● **Work instructions**
Below are some records. Copy every line in them that holds "document".

● **Data lines**
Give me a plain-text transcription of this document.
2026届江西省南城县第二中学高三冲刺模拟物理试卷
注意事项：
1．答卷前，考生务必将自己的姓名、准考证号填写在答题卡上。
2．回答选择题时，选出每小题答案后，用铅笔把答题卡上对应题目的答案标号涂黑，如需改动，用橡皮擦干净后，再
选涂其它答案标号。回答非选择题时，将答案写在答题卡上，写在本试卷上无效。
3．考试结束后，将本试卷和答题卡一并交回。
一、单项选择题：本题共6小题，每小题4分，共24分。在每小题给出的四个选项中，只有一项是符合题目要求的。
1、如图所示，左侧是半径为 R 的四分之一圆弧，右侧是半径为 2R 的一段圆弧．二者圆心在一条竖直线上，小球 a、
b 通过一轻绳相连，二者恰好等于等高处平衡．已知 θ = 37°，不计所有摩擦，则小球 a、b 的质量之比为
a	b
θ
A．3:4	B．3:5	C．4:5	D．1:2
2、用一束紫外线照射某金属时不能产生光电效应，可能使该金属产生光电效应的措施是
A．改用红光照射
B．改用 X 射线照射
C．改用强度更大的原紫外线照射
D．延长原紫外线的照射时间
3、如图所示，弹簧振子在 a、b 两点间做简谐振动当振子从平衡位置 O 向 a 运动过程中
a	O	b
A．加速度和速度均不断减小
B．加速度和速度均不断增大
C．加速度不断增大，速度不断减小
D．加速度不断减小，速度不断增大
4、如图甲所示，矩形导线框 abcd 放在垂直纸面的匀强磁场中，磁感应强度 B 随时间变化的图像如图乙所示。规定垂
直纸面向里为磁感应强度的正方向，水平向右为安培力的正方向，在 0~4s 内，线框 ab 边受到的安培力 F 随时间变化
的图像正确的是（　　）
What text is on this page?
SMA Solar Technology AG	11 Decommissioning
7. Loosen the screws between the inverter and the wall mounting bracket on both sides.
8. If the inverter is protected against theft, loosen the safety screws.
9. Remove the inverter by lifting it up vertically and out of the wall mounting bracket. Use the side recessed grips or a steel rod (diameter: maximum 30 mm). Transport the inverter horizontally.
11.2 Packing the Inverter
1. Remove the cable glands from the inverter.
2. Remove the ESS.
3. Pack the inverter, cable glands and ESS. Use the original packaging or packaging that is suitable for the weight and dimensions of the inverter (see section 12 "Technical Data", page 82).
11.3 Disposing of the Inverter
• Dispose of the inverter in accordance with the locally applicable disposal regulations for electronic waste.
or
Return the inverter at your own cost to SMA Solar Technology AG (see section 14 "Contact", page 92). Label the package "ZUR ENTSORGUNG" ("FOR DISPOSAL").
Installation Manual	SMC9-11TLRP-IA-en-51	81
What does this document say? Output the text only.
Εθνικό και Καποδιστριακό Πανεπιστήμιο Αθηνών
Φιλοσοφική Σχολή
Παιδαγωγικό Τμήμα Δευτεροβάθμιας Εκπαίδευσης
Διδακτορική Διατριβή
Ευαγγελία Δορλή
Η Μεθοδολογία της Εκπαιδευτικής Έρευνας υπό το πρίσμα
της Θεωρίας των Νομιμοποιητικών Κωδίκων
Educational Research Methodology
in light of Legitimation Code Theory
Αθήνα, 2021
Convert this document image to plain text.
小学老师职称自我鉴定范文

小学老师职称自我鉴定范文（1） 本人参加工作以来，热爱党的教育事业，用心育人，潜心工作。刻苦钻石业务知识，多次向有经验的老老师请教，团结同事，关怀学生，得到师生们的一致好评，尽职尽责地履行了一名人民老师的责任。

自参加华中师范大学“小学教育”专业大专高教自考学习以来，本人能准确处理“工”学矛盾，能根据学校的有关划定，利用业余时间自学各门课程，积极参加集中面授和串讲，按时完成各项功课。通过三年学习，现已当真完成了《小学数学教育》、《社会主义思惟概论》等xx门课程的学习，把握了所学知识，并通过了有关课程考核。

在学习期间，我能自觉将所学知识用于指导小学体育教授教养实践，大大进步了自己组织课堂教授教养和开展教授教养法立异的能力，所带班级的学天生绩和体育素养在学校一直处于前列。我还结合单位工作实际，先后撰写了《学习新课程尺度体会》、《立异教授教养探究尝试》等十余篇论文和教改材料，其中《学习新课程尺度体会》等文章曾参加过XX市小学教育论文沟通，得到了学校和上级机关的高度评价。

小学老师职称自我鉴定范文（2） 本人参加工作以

● **Solved problem**
Give me a plain-text transcription of this document.
What does this document say? Output the text only.
Convert this document image to plain text.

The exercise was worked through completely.